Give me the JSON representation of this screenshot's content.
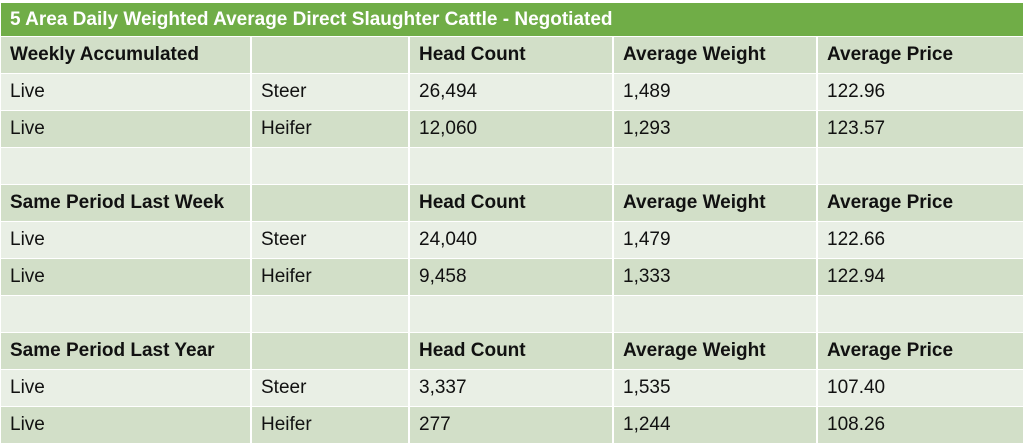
{
  "title": "5 Area Daily Weighted Average Direct Slaughter Cattle - Negotiated",
  "sections": [
    {
      "header": [
        "Weekly Accumulated",
        "",
        "Head Count",
        "Average Weight",
        "Average Price"
      ],
      "rows": [
        [
          "Live",
          "Steer",
          "26,494",
          "1,489",
          "122.96"
        ],
        [
          "Live",
          "Heifer",
          "12,060",
          "1,293",
          "123.57"
        ]
      ]
    },
    {
      "header": [
        "Same Period Last Week",
        "",
        "Head Count",
        "Average Weight",
        "Average Price"
      ],
      "rows": [
        [
          "Live",
          "Steer",
          "24,040",
          "1,479",
          "122.66"
        ],
        [
          "Live",
          "Heifer",
          "9,458",
          "1,333",
          "122.94"
        ]
      ]
    },
    {
      "header": [
        "Same Period Last Year",
        "",
        "Head Count",
        "Average Weight",
        "Average Price"
      ],
      "rows": [
        [
          "Live",
          "Steer",
          "3,337",
          "1,535",
          "107.40"
        ],
        [
          "Live",
          "Heifer",
          "277",
          "1,244",
          "108.26"
        ]
      ]
    }
  ]
}
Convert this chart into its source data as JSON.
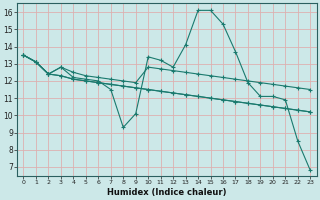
{
  "xlabel": "Humidex (Indice chaleur)",
  "background_color": "#cce8e8",
  "grid_color": "#ddb0b0",
  "line_color": "#1a7a6e",
  "xlim": [
    -0.5,
    23.5
  ],
  "ylim": [
    6.5,
    16.5
  ],
  "xticks": [
    0,
    1,
    2,
    3,
    4,
    5,
    6,
    7,
    8,
    9,
    10,
    11,
    12,
    13,
    14,
    15,
    16,
    17,
    18,
    19,
    20,
    21,
    22,
    23
  ],
  "yticks": [
    7,
    8,
    9,
    10,
    11,
    12,
    13,
    14,
    15,
    16
  ],
  "series": [
    [
      13.5,
      13.1,
      12.4,
      12.8,
      12.2,
      12.1,
      12.0,
      11.5,
      9.3,
      10.1,
      13.4,
      13.2,
      12.8,
      14.1,
      16.1,
      16.1,
      15.3,
      13.7,
      11.9,
      11.1,
      11.1,
      10.9,
      8.5,
      6.8
    ],
    [
      13.5,
      13.1,
      12.4,
      12.8,
      12.5,
      12.3,
      12.2,
      12.1,
      12.0,
      11.9,
      12.8,
      12.7,
      12.6,
      12.5,
      12.4,
      12.3,
      12.2,
      12.1,
      12.0,
      11.9,
      11.8,
      11.7,
      11.6,
      11.5
    ],
    [
      13.5,
      13.1,
      12.4,
      12.3,
      12.1,
      12.0,
      11.9,
      11.8,
      11.7,
      11.6,
      11.5,
      11.4,
      11.3,
      11.2,
      11.1,
      11.0,
      10.9,
      10.8,
      10.7,
      10.6,
      10.5,
      10.4,
      10.3,
      10.2
    ],
    [
      13.5,
      13.1,
      12.4,
      12.3,
      12.1,
      12.0,
      11.9,
      11.8,
      11.7,
      11.6,
      11.5,
      11.4,
      11.3,
      11.2,
      11.1,
      11.0,
      10.9,
      10.8,
      10.7,
      10.6,
      10.5,
      10.4,
      10.3,
      10.2
    ]
  ]
}
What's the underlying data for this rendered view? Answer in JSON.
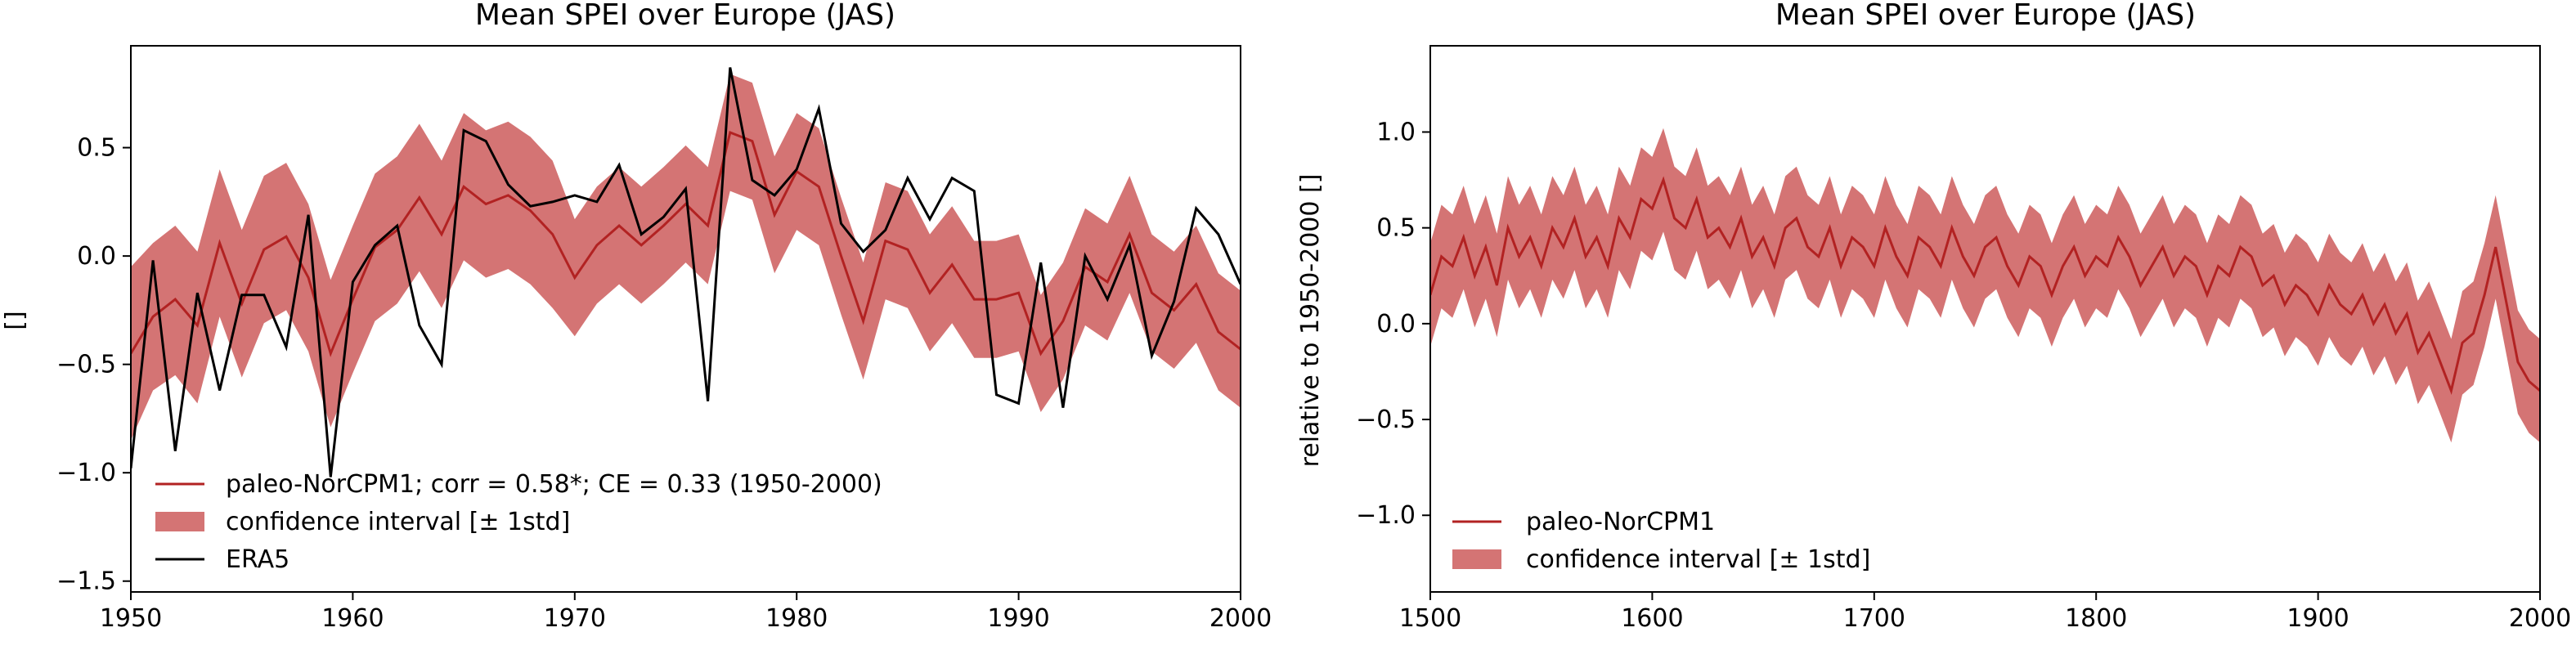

**Task to carry out**
Gather each line in the entries above where the string "JSON" is found.

**The result**
Give me the JSON representation of this screenshot's content.
Convert this chart into its source data as JSON.
What's the underlying data for this rendered view? Answer in JSON.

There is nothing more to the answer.